(Collected data entries)
◆ ◆ ◆
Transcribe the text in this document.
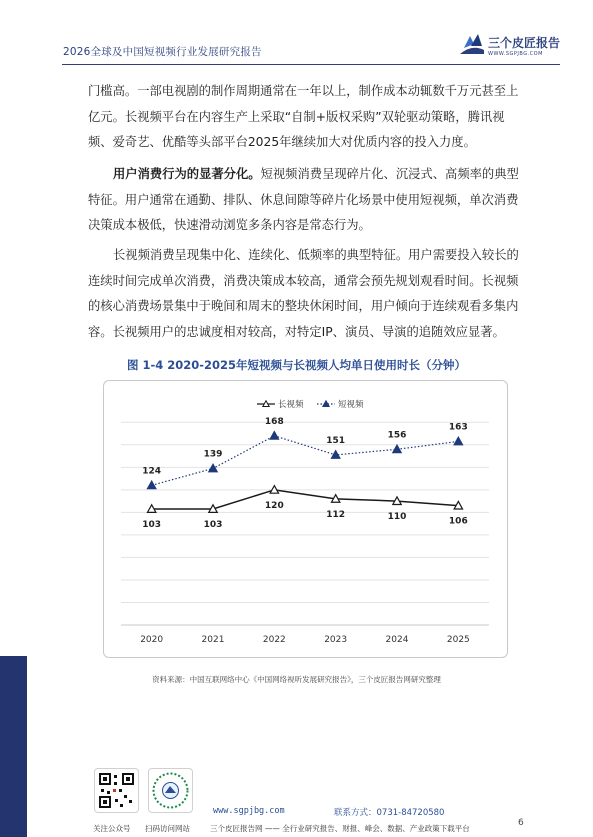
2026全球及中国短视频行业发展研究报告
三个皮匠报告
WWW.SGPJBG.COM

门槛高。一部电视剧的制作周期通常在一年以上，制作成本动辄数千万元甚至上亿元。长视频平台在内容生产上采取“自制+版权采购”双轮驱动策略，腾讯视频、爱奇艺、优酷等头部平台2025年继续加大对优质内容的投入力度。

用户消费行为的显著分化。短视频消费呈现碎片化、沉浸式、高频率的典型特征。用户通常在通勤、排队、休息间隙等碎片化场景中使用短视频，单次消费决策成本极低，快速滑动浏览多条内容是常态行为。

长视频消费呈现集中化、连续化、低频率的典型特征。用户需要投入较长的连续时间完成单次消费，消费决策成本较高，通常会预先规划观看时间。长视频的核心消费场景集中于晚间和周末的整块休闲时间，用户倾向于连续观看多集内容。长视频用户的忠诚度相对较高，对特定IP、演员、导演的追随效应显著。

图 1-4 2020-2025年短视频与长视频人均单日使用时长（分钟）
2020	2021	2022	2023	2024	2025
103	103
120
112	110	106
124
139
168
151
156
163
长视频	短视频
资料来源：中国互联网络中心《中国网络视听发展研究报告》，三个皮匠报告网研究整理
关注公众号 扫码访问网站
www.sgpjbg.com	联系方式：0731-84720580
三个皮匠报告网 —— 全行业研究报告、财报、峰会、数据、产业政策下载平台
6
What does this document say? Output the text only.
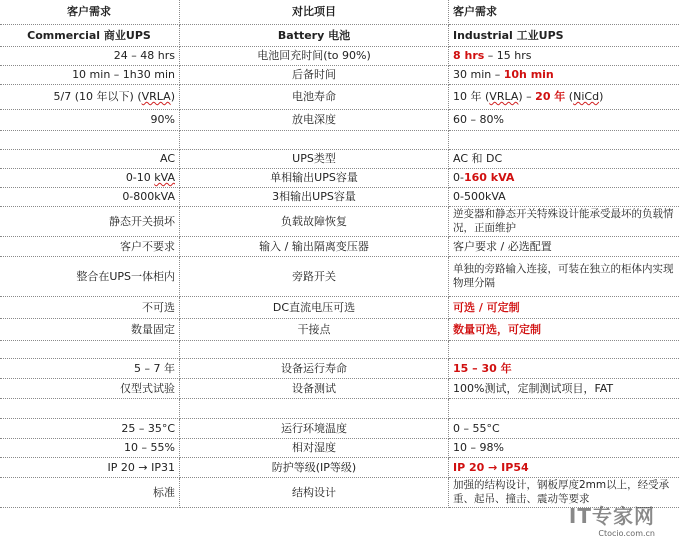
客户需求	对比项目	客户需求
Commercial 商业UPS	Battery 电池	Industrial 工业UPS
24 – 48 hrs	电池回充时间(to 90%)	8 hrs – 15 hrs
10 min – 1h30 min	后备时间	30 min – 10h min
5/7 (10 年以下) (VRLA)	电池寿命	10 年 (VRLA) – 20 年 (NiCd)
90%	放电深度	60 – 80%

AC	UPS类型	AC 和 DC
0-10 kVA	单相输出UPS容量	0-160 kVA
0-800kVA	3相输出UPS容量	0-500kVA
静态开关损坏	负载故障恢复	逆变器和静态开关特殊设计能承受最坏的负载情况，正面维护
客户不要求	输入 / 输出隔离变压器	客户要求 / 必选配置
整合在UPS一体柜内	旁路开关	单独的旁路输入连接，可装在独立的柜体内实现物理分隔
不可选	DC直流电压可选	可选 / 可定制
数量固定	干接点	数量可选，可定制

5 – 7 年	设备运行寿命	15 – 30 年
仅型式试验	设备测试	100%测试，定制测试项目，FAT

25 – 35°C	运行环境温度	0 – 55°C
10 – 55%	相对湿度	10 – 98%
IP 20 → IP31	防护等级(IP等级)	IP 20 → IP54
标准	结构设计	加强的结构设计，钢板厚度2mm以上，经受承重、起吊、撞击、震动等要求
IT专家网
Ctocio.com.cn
◆ ◆ ◆
◆ **THE REQUEST**:
Return verbatim every line from the line containing "What does this" to the last line of the entries above, inclusive, and leave out the pictures.

◆ **RESULT**:
What does this document say? Output the text only.
客户需求	对比项目	客户需求
Commercial 商业UPS	Battery 电池	Industrial 工业UPS
24 – 48 hrs	电池回充时间(to 90%)	8 hrs – 15 hrs
10 min – 1h30 min	后备时间	30 min – 10h min
5/7 (10 年以下) (VRLA)	电池寿命	10 年 (VRLA) – 20 年 (NiCd)
90%	放电深度	60 – 80%

AC	UPS类型	AC 和 DC
0-10 kVA	单相输出UPS容量	0-160 kVA
0-800kVA	3相输出UPS容量	0-500kVA
静态开关损坏	负载故障恢复	逆变器和静态开关特殊设计能承受最坏的负载情况，正面维护
客户不要求	输入 / 输出隔离变压器	客户要求 / 必选配置
整合在UPS一体柜内	旁路开关	单独的旁路输入连接，可装在独立的柜体内实现物理分隔
不可选	DC直流电压可选	可选 / 可定制
数量固定	干接点	数量可选，可定制

5 – 7 年	设备运行寿命	15 – 30 年
仅型式试验	设备测试	100%测试，定制测试项目，FAT

25 – 35°C	运行环境温度	0 – 55°C
10 – 55%	相对湿度	10 – 98%
IP 20 → IP31	防护等级(IP等级)	IP 20 → IP54
标准	结构设计	加强的结构设计，钢板厚度2mm以上，经受承重、起吊、撞击、震动等要求
IT专家网
Ctocio.com.cn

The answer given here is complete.